In the records below, which lines include "migration"? Copy them.

↓

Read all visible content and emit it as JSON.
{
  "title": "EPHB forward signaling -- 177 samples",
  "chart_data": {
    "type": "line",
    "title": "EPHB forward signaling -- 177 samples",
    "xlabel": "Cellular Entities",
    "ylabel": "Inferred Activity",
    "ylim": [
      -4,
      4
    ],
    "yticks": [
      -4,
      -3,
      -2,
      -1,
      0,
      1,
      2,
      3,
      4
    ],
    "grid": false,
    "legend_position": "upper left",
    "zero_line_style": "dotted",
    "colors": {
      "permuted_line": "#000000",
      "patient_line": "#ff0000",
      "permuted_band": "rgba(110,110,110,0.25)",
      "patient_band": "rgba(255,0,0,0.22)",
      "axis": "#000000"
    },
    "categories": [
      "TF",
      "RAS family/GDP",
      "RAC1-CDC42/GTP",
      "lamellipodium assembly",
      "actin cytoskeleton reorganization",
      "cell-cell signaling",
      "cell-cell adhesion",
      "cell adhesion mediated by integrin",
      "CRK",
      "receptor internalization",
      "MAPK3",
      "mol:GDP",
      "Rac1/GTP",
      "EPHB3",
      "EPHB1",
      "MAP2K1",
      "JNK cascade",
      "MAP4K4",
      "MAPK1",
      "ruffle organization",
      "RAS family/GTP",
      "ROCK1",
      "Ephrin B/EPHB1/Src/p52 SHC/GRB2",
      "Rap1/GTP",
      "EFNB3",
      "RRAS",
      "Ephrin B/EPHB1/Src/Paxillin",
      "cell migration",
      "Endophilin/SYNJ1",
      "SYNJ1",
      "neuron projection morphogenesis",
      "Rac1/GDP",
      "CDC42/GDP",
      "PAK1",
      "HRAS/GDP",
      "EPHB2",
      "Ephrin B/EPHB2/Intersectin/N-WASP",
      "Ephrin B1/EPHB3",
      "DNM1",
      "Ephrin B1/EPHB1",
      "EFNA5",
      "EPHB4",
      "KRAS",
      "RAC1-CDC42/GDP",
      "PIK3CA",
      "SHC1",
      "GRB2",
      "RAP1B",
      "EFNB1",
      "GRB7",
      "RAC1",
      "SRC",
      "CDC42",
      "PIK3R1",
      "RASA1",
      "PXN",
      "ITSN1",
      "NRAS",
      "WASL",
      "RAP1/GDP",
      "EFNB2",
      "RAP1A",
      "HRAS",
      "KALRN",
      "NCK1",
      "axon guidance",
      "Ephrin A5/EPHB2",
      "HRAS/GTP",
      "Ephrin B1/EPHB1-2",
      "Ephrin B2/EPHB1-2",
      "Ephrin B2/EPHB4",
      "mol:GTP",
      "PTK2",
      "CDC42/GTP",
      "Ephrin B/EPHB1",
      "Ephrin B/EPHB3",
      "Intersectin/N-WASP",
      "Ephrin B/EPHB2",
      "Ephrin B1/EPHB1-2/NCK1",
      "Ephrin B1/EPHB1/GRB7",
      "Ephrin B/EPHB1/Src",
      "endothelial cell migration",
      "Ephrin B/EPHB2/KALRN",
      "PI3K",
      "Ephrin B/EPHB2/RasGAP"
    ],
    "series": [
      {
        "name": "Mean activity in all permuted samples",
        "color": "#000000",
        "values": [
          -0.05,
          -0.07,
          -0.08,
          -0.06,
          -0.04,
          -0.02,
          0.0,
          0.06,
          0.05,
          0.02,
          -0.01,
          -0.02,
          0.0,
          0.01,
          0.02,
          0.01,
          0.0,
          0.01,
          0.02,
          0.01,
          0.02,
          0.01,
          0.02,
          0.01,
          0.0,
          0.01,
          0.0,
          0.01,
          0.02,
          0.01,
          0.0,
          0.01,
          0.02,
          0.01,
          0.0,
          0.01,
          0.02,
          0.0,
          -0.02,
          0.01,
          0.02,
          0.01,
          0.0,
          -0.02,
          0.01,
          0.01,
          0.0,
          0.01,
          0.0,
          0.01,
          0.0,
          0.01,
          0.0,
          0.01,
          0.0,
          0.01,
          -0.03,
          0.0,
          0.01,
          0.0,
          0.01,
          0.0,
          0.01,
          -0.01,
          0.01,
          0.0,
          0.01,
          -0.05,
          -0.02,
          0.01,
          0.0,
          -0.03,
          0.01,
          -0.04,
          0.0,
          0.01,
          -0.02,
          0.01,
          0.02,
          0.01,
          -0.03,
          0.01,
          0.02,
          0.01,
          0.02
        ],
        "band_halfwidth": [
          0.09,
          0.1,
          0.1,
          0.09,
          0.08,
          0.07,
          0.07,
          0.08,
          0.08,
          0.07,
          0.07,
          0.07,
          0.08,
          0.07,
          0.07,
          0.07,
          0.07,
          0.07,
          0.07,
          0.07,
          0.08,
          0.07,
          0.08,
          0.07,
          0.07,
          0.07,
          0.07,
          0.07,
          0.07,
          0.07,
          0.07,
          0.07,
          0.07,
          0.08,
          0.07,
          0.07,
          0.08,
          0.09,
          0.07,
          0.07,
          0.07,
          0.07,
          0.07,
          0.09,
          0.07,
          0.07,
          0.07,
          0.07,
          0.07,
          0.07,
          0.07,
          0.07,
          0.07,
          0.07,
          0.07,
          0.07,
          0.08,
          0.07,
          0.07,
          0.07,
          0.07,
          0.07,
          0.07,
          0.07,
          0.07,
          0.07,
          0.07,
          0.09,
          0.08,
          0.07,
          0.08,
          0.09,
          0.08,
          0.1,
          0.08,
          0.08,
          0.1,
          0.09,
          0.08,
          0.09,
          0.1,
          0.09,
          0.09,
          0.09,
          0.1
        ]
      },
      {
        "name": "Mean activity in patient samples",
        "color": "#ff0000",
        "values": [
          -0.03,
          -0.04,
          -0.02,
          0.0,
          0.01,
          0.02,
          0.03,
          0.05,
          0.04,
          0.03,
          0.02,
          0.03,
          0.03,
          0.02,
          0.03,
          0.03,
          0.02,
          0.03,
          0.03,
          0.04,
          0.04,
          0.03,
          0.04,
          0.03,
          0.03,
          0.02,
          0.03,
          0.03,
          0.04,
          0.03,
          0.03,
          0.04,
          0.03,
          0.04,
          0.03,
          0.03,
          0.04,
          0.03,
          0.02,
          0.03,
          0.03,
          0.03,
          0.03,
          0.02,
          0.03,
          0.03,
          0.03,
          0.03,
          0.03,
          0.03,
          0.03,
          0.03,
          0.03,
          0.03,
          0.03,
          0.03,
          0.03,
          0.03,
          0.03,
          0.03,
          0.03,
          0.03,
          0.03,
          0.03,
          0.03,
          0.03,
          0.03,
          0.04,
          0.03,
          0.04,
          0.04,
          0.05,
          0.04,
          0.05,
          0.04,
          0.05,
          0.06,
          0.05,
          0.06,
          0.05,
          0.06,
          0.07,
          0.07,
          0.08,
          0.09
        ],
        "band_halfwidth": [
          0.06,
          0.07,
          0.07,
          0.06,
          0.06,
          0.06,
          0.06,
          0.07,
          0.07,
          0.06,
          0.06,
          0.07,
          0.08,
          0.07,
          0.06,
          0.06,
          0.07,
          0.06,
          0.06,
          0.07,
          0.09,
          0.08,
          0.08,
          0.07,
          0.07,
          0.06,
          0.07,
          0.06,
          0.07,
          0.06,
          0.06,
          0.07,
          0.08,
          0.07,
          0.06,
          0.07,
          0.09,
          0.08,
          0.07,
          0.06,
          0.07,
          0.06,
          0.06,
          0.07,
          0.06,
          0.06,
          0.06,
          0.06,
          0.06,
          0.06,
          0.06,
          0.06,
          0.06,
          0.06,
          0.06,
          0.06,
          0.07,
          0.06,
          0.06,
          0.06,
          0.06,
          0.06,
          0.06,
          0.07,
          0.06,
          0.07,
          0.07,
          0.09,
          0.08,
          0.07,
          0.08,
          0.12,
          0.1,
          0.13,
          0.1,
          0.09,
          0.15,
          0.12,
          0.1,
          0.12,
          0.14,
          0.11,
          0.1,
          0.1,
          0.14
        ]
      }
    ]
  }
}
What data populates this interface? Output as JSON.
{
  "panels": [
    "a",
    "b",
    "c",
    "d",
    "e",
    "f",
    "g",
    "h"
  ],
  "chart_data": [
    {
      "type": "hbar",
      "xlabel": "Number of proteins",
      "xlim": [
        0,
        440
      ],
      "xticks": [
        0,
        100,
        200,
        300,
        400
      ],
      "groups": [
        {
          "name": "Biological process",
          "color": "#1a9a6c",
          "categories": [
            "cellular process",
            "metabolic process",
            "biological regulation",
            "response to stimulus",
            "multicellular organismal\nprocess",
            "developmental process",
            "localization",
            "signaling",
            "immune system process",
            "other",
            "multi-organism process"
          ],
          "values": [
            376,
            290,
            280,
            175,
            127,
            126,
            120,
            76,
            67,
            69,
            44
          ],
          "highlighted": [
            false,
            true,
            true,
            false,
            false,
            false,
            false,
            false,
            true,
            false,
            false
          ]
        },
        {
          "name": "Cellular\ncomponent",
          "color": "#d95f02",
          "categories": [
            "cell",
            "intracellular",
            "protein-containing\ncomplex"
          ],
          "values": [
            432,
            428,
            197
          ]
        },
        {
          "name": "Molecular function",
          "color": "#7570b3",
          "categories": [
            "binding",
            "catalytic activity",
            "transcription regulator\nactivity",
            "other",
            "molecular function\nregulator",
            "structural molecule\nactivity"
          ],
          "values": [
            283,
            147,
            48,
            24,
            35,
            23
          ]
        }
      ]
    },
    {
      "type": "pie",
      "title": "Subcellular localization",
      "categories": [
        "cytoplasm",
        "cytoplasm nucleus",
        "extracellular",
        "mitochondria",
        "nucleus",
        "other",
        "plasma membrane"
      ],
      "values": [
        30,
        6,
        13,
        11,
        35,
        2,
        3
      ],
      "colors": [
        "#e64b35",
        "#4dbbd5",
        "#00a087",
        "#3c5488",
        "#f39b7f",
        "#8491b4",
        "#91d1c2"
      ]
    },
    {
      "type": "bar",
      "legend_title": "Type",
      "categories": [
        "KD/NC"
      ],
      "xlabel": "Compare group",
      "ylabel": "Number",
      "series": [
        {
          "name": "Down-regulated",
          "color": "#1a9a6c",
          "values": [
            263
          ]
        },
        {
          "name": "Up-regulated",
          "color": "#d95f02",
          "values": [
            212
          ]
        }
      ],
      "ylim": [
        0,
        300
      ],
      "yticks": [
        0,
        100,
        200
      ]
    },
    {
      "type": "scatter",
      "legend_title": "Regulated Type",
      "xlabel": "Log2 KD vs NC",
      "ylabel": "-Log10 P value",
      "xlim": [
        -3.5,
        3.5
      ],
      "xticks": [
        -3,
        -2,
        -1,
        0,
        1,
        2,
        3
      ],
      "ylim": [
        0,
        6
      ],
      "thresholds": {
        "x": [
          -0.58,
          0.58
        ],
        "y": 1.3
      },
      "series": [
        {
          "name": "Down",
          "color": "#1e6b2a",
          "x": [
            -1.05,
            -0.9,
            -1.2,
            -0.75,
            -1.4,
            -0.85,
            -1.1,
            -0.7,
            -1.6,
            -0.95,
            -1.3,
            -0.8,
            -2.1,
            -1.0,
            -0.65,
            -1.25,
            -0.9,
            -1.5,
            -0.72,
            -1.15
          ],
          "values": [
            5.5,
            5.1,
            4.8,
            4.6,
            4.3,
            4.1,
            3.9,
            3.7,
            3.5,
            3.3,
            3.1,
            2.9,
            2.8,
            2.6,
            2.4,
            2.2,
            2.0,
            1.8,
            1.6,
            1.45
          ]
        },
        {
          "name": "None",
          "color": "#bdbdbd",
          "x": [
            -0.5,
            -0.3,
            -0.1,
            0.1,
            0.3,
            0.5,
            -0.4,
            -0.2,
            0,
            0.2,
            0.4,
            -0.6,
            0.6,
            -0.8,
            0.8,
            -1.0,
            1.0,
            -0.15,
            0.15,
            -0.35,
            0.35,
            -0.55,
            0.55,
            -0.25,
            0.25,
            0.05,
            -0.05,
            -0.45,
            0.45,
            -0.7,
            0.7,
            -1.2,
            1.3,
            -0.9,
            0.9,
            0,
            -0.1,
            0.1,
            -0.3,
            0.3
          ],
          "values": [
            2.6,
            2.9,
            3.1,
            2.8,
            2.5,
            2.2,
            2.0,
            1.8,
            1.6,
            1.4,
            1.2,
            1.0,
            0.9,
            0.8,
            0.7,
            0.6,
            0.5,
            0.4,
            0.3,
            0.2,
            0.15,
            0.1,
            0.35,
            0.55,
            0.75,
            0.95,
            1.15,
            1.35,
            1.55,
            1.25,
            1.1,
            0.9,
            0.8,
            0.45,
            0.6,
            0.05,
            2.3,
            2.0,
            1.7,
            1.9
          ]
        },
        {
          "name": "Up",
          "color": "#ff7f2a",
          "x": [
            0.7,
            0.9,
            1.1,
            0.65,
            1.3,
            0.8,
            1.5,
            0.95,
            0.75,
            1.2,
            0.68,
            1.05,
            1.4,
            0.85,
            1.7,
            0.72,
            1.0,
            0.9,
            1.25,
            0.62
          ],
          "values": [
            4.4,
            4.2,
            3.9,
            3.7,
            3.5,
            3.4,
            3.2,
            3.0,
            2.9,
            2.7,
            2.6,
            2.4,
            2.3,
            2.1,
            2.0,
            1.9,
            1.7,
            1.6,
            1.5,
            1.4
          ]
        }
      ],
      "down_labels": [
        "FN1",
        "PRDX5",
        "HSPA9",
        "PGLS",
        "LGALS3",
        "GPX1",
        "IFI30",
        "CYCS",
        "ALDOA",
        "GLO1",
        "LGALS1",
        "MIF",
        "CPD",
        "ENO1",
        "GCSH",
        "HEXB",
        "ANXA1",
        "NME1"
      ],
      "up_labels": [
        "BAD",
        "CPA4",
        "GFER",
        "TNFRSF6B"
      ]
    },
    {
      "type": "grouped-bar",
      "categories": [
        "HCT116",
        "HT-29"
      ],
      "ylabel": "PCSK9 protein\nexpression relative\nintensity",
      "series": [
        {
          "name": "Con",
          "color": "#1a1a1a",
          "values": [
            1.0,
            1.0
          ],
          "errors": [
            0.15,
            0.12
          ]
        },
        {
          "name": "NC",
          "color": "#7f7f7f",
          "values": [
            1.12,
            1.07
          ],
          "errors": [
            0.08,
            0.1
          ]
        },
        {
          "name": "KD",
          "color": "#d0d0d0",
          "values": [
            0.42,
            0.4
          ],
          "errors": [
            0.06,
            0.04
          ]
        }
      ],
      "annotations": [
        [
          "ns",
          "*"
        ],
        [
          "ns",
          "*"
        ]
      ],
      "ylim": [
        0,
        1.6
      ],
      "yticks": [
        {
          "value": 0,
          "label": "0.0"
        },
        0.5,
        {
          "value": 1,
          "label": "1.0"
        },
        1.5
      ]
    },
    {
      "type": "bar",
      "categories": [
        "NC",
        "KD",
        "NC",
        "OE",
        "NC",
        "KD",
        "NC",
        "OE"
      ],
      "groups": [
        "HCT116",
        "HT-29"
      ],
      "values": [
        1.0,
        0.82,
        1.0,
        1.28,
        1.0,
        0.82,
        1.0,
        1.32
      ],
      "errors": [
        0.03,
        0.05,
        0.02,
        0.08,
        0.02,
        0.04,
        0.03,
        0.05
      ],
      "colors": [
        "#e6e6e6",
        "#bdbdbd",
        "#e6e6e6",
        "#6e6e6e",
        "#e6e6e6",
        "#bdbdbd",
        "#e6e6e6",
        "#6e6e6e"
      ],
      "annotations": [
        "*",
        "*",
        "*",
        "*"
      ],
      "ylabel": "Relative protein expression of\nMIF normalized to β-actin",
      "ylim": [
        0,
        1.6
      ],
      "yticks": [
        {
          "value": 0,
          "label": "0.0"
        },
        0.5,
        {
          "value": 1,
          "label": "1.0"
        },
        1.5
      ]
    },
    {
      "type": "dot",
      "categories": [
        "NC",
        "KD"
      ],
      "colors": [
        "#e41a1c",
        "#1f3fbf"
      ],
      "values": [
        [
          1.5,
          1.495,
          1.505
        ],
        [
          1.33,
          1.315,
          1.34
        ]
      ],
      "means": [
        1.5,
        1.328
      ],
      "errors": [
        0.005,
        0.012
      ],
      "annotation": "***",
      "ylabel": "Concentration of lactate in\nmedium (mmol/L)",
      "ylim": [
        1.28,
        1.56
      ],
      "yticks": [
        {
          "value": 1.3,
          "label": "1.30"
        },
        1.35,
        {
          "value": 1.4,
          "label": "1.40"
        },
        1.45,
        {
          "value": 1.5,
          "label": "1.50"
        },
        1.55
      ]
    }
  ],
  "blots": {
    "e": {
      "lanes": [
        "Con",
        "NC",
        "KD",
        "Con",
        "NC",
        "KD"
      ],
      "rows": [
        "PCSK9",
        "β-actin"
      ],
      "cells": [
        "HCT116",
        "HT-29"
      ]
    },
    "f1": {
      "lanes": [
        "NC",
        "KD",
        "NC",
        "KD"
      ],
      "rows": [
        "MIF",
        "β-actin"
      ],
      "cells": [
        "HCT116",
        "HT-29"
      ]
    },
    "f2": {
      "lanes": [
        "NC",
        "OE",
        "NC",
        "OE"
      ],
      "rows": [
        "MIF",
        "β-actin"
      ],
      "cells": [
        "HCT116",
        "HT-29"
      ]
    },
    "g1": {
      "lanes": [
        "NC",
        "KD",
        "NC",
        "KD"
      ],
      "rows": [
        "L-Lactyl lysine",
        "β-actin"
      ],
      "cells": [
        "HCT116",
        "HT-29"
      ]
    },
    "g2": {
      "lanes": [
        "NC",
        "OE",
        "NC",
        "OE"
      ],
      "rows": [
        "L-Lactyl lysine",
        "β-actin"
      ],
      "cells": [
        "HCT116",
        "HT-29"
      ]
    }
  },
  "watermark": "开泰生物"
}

↑

## [Written solution]
      "cell migration",
      "endothelial cell migration",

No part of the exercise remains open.